PROBLEM DETAILS: Please write out the complete listing that follows, exactly as it reads.

[Stored records]
+---+

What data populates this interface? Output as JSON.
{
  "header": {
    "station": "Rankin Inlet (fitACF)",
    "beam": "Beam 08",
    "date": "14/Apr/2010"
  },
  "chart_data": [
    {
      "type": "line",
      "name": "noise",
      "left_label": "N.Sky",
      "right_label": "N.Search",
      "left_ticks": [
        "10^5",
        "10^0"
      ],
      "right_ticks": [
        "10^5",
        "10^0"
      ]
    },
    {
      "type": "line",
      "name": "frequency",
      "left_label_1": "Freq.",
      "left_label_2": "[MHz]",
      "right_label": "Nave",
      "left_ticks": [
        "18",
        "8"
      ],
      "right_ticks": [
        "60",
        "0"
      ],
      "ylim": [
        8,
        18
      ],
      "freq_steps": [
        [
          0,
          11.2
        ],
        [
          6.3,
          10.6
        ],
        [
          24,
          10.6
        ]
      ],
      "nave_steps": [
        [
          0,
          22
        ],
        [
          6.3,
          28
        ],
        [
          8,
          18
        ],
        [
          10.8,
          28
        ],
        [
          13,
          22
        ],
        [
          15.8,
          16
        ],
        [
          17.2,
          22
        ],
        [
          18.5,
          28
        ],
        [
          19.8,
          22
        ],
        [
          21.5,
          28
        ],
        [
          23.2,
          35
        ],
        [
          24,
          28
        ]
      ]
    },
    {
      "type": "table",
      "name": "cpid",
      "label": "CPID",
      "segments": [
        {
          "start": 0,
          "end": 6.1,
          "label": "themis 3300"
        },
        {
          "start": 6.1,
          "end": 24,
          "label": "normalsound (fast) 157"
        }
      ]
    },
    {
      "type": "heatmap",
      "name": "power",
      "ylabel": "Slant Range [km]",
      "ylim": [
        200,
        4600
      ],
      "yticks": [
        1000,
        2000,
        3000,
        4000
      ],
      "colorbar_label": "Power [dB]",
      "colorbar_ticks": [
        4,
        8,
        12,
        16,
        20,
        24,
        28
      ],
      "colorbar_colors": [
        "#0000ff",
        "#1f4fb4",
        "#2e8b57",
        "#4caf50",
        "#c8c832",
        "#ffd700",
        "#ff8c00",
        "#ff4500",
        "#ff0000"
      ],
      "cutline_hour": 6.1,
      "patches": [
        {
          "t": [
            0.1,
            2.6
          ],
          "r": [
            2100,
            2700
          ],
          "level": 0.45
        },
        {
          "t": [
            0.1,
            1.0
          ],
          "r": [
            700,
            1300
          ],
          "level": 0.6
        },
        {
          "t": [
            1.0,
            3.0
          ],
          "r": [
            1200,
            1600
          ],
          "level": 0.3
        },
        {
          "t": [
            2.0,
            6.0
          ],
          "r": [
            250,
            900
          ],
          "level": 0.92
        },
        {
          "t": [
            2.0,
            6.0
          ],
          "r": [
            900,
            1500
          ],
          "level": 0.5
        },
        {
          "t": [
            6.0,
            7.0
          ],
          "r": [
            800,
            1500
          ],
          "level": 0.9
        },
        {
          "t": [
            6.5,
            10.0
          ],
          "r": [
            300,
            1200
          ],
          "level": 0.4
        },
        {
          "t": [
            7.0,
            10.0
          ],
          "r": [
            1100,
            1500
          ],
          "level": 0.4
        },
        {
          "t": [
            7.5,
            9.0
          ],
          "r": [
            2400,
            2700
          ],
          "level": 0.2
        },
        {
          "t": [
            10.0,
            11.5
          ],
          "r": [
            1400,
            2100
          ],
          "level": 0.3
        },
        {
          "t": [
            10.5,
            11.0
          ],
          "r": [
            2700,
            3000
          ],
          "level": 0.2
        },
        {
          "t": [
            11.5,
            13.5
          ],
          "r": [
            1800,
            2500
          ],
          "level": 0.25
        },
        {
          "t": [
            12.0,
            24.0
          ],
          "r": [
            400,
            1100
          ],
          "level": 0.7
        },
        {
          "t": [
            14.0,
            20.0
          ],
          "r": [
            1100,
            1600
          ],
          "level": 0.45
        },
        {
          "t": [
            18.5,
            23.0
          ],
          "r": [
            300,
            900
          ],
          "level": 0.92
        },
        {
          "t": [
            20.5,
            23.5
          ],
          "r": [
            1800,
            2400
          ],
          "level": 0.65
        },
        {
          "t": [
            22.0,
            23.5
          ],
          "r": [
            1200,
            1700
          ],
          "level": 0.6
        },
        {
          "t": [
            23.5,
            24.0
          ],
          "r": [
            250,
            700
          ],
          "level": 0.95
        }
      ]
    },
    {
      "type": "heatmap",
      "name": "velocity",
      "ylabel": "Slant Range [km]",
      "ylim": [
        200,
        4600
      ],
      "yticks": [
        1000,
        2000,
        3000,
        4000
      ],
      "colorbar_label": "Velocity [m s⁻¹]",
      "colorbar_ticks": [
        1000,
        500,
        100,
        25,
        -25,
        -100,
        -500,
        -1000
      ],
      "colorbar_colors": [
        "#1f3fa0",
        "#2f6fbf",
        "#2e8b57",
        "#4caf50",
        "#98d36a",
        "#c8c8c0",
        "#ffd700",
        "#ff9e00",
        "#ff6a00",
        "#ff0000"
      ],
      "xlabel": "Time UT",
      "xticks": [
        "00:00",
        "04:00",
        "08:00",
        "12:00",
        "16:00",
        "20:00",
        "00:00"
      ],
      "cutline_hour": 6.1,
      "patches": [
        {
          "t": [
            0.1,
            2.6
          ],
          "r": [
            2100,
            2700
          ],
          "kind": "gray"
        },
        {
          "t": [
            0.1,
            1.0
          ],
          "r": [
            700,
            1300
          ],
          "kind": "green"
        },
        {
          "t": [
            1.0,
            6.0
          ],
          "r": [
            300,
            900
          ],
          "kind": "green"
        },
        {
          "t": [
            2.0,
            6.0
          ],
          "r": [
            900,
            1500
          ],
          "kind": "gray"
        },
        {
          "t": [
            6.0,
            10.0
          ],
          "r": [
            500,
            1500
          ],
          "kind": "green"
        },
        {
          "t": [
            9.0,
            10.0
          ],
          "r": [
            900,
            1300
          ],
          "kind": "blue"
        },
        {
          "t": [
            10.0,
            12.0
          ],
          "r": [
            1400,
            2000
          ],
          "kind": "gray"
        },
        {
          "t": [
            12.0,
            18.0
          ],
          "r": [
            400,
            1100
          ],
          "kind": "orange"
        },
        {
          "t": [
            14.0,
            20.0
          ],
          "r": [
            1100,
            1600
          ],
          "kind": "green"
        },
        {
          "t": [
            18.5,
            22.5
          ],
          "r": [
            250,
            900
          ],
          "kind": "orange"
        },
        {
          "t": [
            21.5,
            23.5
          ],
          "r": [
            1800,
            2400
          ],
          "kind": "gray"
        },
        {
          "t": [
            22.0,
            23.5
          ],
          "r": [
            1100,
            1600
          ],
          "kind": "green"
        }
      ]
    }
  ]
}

+---+

ANSWER:
What data populates this interface? Output as JSON.
{
  "header": {
    "station": "Rankin Inlet (fitACF)",
    "beam": "Beam 08",
    "date": "14/Apr/2010"
  },
  "chart_data": [
    {
      "type": "line",
      "name": "noise",
      "left_label": "N.Sky",
      "right_label": "N.Search",
      "left_ticks": [
        "10^5",
        "10^0"
      ],
      "right_ticks": [
        "10^5",
        "10^0"
      ]
    },
    {
      "type": "line",
      "name": "frequency",
      "left_label_1": "Freq.",
      "left_label_2": "[MHz]",
      "right_label": "Nave",
      "left_ticks": [
        "18",
        "8"
      ],
      "right_ticks": [
        "60",
        "0"
      ],
      "ylim": [
        8,
        18
      ],
      "freq_steps": [
        [
          0,
          11.2
        ],
        [
          6.3,
          10.6
        ],
        [
          24,
          10.6
        ]
      ],
      "nave_steps": [
        [
          0,
          22
        ],
        [
          6.3,
          28
        ],
        [
          8,
          18
        ],
        [
          10.8,
          28
        ],
        [
          13,
          22
        ],
        [
          15.8,
          16
        ],
        [
          17.2,
          22
        ],
        [
          18.5,
          28
        ],
        [
          19.8,
          22
        ],
        [
          21.5,
          28
        ],
        [
          23.2,
          35
        ],
        [
          24,
          28
        ]
      ]
    },
    {
      "type": "table",
      "name": "cpid",
      "label": "CPID",
      "segments": [
        {
          "start": 0,
          "end": 6.1,
          "label": "themis 3300"
        },
        {
          "start": 6.1,
          "end": 24,
          "label": "normalsound (fast) 157"
        }
      ]
    },
    {
      "type": "heatmap",
      "name": "power",
      "ylabel": "Slant Range [km]",
      "ylim": [
        200,
        4600
      ],
      "yticks": [
        1000,
        2000,
        3000,
        4000
      ],
      "colorbar_label": "Power [dB]",
      "colorbar_ticks": [
        4,
        8,
        12,
        16,
        20,
        24,
        28
      ],
      "colorbar_colors": [
        "#0000ff",
        "#1f4fb4",
        "#2e8b57",
        "#4caf50",
        "#c8c832",
        "#ffd700",
        "#ff8c00",
        "#ff4500",
        "#ff0000"
      ],
      "cutline_hour": 6.1,
      "patches": [
        {
          "t": [
            0.1,
            2.6
          ],
          "r": [
            2100,
            2700
          ],
          "level": 0.45
        },
        {
          "t": [
            0.1,
            1.0
          ],
          "r": [
            700,
            1300
          ],
          "level": 0.6
        },
        {
          "t": [
            1.0,
            3.0
          ],
          "r": [
            1200,
            1600
          ],
          "level": 0.3
        },
        {
          "t": [
            2.0,
            6.0
          ],
          "r": [
            250,
            900
          ],
          "level": 0.92
        },
        {
          "t": [
            2.0,
            6.0
          ],
          "r": [
            900,
            1500
          ],
          "level": 0.5
        },
        {
          "t": [
            6.0,
            7.0
          ],
          "r": [
            800,
            1500
          ],
          "level": 0.9
        },
        {
          "t": [
            6.5,
            10.0
          ],
          "r": [
            300,
            1200
          ],
          "level": 0.4
        },
        {
          "t": [
            7.0,
            10.0
          ],
          "r": [
            1100,
            1500
          ],
          "level": 0.4
        },
        {
          "t": [
            7.5,
            9.0
          ],
          "r": [
            2400,
            2700
          ],
          "level": 0.2
        },
        {
          "t": [
            10.0,
            11.5
          ],
          "r": [
            1400,
            2100
          ],
          "level": 0.3
        },
        {
          "t": [
            10.5,
            11.0
          ],
          "r": [
            2700,
            3000
          ],
          "level": 0.2
        },
        {
          "t": [
            11.5,
            13.5
          ],
          "r": [
            1800,
            2500
          ],
          "level": 0.25
        },
        {
          "t": [
            12.0,
            24.0
          ],
          "r": [
            400,
            1100
          ],
          "level": 0.7
        },
        {
          "t": [
            14.0,
            20.0
          ],
          "r": [
            1100,
            1600
          ],
          "level": 0.45
        },
        {
          "t": [
            18.5,
            23.0
          ],
          "r": [
            300,
            900
          ],
          "level": 0.92
        },
        {
          "t": [
            20.5,
            23.5
          ],
          "r": [
            1800,
            2400
          ],
          "level": 0.65
        },
        {
          "t": [
            22.0,
            23.5
          ],
          "r": [
            1200,
            1700
          ],
          "level": 0.6
        },
        {
          "t": [
            23.5,
            24.0
          ],
          "r": [
            250,
            700
          ],
          "level": 0.95
        }
      ]
    },
    {
      "type": "heatmap",
      "name": "velocity",
      "ylabel": "Slant Range [km]",
      "ylim": [
        200,
        4600
      ],
      "yticks": [
        1000,
        2000,
        3000,
        4000
      ],
      "colorbar_label": "Velocity [m s⁻¹]",
      "colorbar_ticks": [
        1000,
        500,
        100,
        25,
        -25,
        -100,
        -500,
        -1000
      ],
      "colorbar_colors": [
        "#1f3fa0",
        "#2f6fbf",
        "#2e8b57",
        "#4caf50",
        "#98d36a",
        "#c8c8c0",
        "#ffd700",
        "#ff9e00",
        "#ff6a00",
        "#ff0000"
      ],
      "xlabel": "Time UT",
      "xticks": [
        "00:00",
        "04:00",
        "08:00",
        "12:00",
        "16:00",
        "20:00",
        "00:00"
      ],
      "cutline_hour": 6.1,
      "patches": [
        {
          "t": [
            0.1,
            2.6
          ],
          "r": [
            2100,
            2700
          ],
          "kind": "gray"
        },
        {
          "t": [
            0.1,
            1.0
          ],
          "r": [
            700,
            1300
          ],
          "kind": "green"
        },
        {
          "t": [
            1.0,
            6.0
          ],
          "r": [
            300,
            900
          ],
          "kind": "green"
        },
        {
          "t": [
            2.0,
            6.0
          ],
          "r": [
            900,
            1500
          ],
          "kind": "gray"
        },
        {
          "t": [
            6.0,
            10.0
          ],
          "r": [
            500,
            1500
          ],
          "kind": "green"
        },
        {
          "t": [
            9.0,
            10.0
          ],
          "r": [
            900,
            1300
          ],
          "kind": "blue"
        },
        {
          "t": [
            10.0,
            12.0
          ],
          "r": [
            1400,
            2000
          ],
          "kind": "gray"
        },
        {
          "t": [
            12.0,
            18.0
          ],
          "r": [
            400,
            1100
          ],
          "kind": "orange"
        },
        {
          "t": [
            14.0,
            20.0
          ],
          "r": [
            1100,
            1600
          ],
          "kind": "green"
        },
        {
          "t": [
            18.5,
            22.5
          ],
          "r": [
            250,
            900
          ],
          "kind": "orange"
        },
        {
          "t": [
            21.5,
            23.5
          ],
          "r": [
            1800,
            2400
          ],
          "kind": "gray"
        },
        {
          "t": [
            22.0,
            23.5
          ],
          "r": [
            1100,
            1600
          ],
          "kind": "green"
        }
      ]
    }
  ]
}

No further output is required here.